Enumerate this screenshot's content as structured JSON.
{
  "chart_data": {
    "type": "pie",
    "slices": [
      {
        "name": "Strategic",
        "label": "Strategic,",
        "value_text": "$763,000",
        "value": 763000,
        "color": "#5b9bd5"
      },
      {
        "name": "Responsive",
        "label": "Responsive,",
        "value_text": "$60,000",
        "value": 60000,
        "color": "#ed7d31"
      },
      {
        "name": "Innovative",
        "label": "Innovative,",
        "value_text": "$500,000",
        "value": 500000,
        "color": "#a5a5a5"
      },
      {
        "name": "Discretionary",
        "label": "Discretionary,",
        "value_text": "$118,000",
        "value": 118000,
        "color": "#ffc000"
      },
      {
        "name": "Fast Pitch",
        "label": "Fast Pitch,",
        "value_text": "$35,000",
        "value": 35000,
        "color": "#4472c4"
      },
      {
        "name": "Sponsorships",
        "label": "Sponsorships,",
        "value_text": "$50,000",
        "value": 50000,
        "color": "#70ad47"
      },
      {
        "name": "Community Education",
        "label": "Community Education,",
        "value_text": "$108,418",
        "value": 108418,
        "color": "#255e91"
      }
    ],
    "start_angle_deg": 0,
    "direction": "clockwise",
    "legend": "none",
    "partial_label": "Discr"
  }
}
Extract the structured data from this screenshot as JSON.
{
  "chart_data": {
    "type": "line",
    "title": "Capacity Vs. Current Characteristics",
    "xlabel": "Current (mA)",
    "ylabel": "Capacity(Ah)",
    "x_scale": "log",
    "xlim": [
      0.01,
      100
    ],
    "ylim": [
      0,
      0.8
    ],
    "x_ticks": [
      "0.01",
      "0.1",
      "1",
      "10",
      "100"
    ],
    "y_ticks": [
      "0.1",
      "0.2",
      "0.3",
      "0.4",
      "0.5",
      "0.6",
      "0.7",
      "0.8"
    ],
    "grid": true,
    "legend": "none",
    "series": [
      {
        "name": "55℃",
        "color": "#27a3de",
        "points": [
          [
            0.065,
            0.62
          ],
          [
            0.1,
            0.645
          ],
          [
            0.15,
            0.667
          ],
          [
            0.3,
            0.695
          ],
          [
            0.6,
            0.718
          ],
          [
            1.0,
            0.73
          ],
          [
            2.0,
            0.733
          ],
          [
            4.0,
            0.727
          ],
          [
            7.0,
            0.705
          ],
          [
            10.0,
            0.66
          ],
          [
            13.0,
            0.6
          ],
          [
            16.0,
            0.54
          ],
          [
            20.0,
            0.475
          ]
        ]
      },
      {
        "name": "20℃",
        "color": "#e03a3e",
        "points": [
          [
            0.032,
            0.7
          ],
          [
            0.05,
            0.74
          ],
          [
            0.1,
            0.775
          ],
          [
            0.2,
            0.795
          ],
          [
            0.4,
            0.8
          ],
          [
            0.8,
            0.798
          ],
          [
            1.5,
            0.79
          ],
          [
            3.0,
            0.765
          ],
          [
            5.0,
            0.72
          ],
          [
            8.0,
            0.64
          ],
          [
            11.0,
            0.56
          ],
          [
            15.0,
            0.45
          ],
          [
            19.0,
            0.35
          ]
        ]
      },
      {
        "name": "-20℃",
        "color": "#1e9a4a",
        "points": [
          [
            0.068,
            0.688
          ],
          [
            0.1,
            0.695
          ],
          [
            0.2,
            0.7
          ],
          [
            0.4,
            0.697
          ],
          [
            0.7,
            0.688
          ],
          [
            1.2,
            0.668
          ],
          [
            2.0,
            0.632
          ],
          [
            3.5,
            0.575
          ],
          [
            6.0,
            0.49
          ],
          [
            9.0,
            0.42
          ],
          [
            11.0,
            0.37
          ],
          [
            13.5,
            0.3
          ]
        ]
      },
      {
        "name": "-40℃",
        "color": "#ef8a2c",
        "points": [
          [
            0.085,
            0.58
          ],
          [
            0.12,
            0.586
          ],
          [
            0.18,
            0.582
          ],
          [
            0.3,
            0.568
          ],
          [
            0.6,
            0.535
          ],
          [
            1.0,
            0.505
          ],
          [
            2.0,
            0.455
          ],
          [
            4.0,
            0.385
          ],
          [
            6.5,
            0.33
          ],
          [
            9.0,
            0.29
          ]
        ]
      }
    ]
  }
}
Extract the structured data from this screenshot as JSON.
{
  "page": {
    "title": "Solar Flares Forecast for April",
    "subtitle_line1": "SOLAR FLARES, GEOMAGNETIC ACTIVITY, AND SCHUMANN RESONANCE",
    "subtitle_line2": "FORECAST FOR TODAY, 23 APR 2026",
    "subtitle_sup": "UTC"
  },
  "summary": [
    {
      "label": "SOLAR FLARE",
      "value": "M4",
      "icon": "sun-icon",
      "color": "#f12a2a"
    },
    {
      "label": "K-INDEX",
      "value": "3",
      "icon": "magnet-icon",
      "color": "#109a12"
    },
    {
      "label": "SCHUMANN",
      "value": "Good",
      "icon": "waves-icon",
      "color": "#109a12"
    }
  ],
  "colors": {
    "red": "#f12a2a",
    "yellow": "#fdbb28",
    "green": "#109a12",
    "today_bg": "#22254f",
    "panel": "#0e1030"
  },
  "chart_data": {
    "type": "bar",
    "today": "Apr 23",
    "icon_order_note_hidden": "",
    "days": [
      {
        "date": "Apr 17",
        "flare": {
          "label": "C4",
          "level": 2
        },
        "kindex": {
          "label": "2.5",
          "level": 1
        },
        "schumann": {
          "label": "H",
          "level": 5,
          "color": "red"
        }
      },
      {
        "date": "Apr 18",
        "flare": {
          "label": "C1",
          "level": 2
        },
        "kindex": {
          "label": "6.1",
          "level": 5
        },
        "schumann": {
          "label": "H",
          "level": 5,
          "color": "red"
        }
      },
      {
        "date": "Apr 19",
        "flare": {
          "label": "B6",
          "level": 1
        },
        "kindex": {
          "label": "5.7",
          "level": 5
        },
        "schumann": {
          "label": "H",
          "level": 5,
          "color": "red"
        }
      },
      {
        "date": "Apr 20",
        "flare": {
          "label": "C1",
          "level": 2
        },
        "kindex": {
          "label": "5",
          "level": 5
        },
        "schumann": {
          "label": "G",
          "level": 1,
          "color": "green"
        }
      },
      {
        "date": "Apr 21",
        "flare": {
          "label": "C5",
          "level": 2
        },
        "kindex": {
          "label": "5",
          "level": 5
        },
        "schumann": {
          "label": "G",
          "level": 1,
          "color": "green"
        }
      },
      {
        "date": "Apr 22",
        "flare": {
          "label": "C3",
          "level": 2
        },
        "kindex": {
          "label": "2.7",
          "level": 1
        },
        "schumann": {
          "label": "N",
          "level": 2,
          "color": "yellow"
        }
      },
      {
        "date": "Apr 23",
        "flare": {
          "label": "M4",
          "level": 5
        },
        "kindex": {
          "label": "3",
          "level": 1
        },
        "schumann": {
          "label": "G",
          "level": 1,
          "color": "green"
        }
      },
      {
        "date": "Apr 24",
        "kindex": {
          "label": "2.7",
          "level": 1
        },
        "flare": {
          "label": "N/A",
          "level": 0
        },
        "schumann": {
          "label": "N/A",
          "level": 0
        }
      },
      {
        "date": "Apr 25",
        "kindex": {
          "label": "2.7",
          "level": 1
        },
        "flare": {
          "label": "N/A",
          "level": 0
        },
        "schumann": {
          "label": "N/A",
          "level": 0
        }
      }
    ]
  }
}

= = = = = = =

## WRITTEN INSTRUCTION
Please reproduce every line of the material word for word.

## SOLUTION TO THE EXERCISE
Enumerate this screenshot's content as structured JSON.
{
  "chart_data": {
    "type": "pie",
    "slices": [
      {
        "name": "Strategic",
        "label": "Strategic,",
        "value_text": "$763,000",
        "value": 763000,
        "color": "#5b9bd5"
      },
      {
        "name": "Responsive",
        "label": "Responsive,",
        "value_text": "$60,000",
        "value": 60000,
        "color": "#ed7d31"
      },
      {
        "name": "Innovative",
        "label": "Innovative,",
        "value_text": "$500,000",
        "value": 500000,
        "color": "#a5a5a5"
      },
      {
        "name": "Discretionary",
        "label": "Discretionary,",
        "value_text": "$118,000",
        "value": 118000,
        "color": "#ffc000"
      },
      {
        "name": "Fast Pitch",
        "label": "Fast Pitch,",
        "value_text": "$35,000",
        "value": 35000,
        "color": "#4472c4"
      },
      {
        "name": "Sponsorships",
        "label": "Sponsorships,",
        "value_text": "$50,000",
        "value": 50000,
        "color": "#70ad47"
      },
      {
        "name": "Community Education",
        "label": "Community Education,",
        "value_text": "$108,418",
        "value": 108418,
        "color": "#255e91"
      }
    ],
    "start_angle_deg": 0,
    "direction": "clockwise",
    "legend": "none",
    "partial_label": "Discr"
  }
}
Extract the structured data from this screenshot as JSON.
{
  "chart_data": {
    "type": "line",
    "title": "Capacity Vs. Current Characteristics",
    "xlabel": "Current (mA)",
    "ylabel": "Capacity(Ah)",
    "x_scale": "log",
    "xlim": [
      0.01,
      100
    ],
    "ylim": [
      0,
      0.8
    ],
    "x_ticks": [
      "0.01",
      "0.1",
      "1",
      "10",
      "100"
    ],
    "y_ticks": [
      "0.1",
      "0.2",
      "0.3",
      "0.4",
      "0.5",
      "0.6",
      "0.7",
      "0.8"
    ],
    "grid": true,
    "legend": "none",
    "series": [
      {
        "name": "55℃",
        "color": "#27a3de",
        "points": [
          [
            0.065,
            0.62
          ],
          [
            0.1,
            0.645
          ],
          [
            0.15,
            0.667
          ],
          [
            0.3,
            0.695
          ],
          [
            0.6,
            0.718
          ],
          [
            1.0,
            0.73
          ],
          [
            2.0,
            0.733
          ],
          [
            4.0,
            0.727
          ],
          [
            7.0,
            0.705
          ],
          [
            10.0,
            0.66
          ],
          [
            13.0,
            0.6
          ],
          [
            16.0,
            0.54
          ],
          [
            20.0,
            0.475
          ]
        ]
      },
      {
        "name": "20℃",
        "color": "#e03a3e",
        "points": [
          [
            0.032,
            0.7
          ],
          [
            0.05,
            0.74
          ],
          [
            0.1,
            0.775
          ],
          [
            0.2,
            0.795
          ],
          [
            0.4,
            0.8
          ],
          [
            0.8,
            0.798
          ],
          [
            1.5,
            0.79
          ],
          [
            3.0,
            0.765
          ],
          [
            5.0,
            0.72
          ],
          [
            8.0,
            0.64
          ],
          [
            11.0,
            0.56
          ],
          [
            15.0,
            0.45
          ],
          [
            19.0,
            0.35
          ]
        ]
      },
      {
        "name": "-20℃",
        "color": "#1e9a4a",
        "points": [
          [
            0.068,
            0.688
          ],
          [
            0.1,
            0.695
          ],
          [
            0.2,
            0.7
          ],
          [
            0.4,
            0.697
          ],
          [
            0.7,
            0.688
          ],
          [
            1.2,
            0.668
          ],
          [
            2.0,
            0.632
          ],
          [
            3.5,
            0.575
          ],
          [
            6.0,
            0.49
          ],
          [
            9.0,
            0.42
          ],
          [
            11.0,
            0.37
          ],
          [
            13.5,
            0.3
          ]
        ]
      },
      {
        "name": "-40℃",
        "color": "#ef8a2c",
        "points": [
          [
            0.085,
            0.58
          ],
          [
            0.12,
            0.586
          ],
          [
            0.18,
            0.582
          ],
          [
            0.3,
            0.568
          ],
          [
            0.6,
            0.535
          ],
          [
            1.0,
            0.505
          ],
          [
            2.0,
            0.455
          ],
          [
            4.0,
            0.385
          ],
          [
            6.5,
            0.33
          ],
          [
            9.0,
            0.29
          ]
        ]
      }
    ]
  }
}
Extract the structured data from this screenshot as JSON.
{
  "page": {
    "title": "Solar Flares Forecast for April",
    "subtitle_line1": "SOLAR FLARES, GEOMAGNETIC ACTIVITY, AND SCHUMANN RESONANCE",
    "subtitle_line2": "FORECAST FOR TODAY, 23 APR 2026",
    "subtitle_sup": "UTC"
  },
  "summary": [
    {
      "label": "SOLAR FLARE",
      "value": "M4",
      "icon": "sun-icon",
      "color": "#f12a2a"
    },
    {
      "label": "K-INDEX",
      "value": "3",
      "icon": "magnet-icon",
      "color": "#109a12"
    },
    {
      "label": "SCHUMANN",
      "value": "Good",
      "icon": "waves-icon",
      "color": "#109a12"
    }
  ],
  "colors": {
    "red": "#f12a2a",
    "yellow": "#fdbb28",
    "green": "#109a12",
    "today_bg": "#22254f",
    "panel": "#0e1030"
  },
  "chart_data": {
    "type": "bar",
    "today": "Apr 23",
    "icon_order_note_hidden": "",
    "days": [
      {
        "date": "Apr 17",
        "flare": {
          "label": "C4",
          "level": 2
        },
        "kindex": {
          "label": "2.5",
          "level": 1
        },
        "schumann": {
          "label": "H",
          "level": 5,
          "color": "red"
        }
      },
      {
        "date": "Apr 18",
        "flare": {
          "label": "C1",
          "level": 2
        },
        "kindex": {
          "label": "6.1",
          "level": 5
        },
        "schumann": {
          "label": "H",
          "level": 5,
          "color": "red"
        }
      },
      {
        "date": "Apr 19",
        "flare": {
          "label": "B6",
          "level": 1
        },
        "kindex": {
          "label": "5.7",
          "level": 5
        },
        "schumann": {
          "label": "H",
          "level": 5,
          "color": "red"
        }
      },
      {
        "date": "Apr 20",
        "flare": {
          "label": "C1",
          "level": 2
        },
        "kindex": {
          "label": "5",
          "level": 5
        },
        "schumann": {
          "label": "G",
          "level": 1,
          "color": "green"
        }
      },
      {
        "date": "Apr 21",
        "flare": {
          "label": "C5",
          "level": 2
        },
        "kindex": {
          "label": "5",
          "level": 5
        },
        "schumann": {
          "label": "G",
          "level": 1,
          "color": "green"
        }
      },
      {
        "date": "Apr 22",
        "flare": {
          "label": "C3",
          "level": 2
        },
        "kindex": {
          "label": "2.7",
          "level": 1
        },
        "schumann": {
          "label": "N",
          "level": 2,
          "color": "yellow"
        }
      },
      {
        "date": "Apr 23",
        "flare": {
          "label": "M4",
          "level": 5
        },
        "kindex": {
          "label": "3",
          "level": 1
        },
        "schumann": {
          "label": "G",
          "level": 1,
          "color": "green"
        }
      },
      {
        "date": "Apr 24",
        "kindex": {
          "label": "2.7",
          "level": 1
        },
        "flare": {
          "label": "N/A",
          "level": 0
        },
        "schumann": {
          "label": "N/A",
          "level": 0
        }
      },
      {
        "date": "Apr 25",
        "kindex": {
          "label": "2.7",
          "level": 1
        },
        "flare": {
          "label": "N/A",
          "level": 0
        },
        "schumann": {
          "label": "N/A",
          "level": 0
        }
      }
    ]
  }
}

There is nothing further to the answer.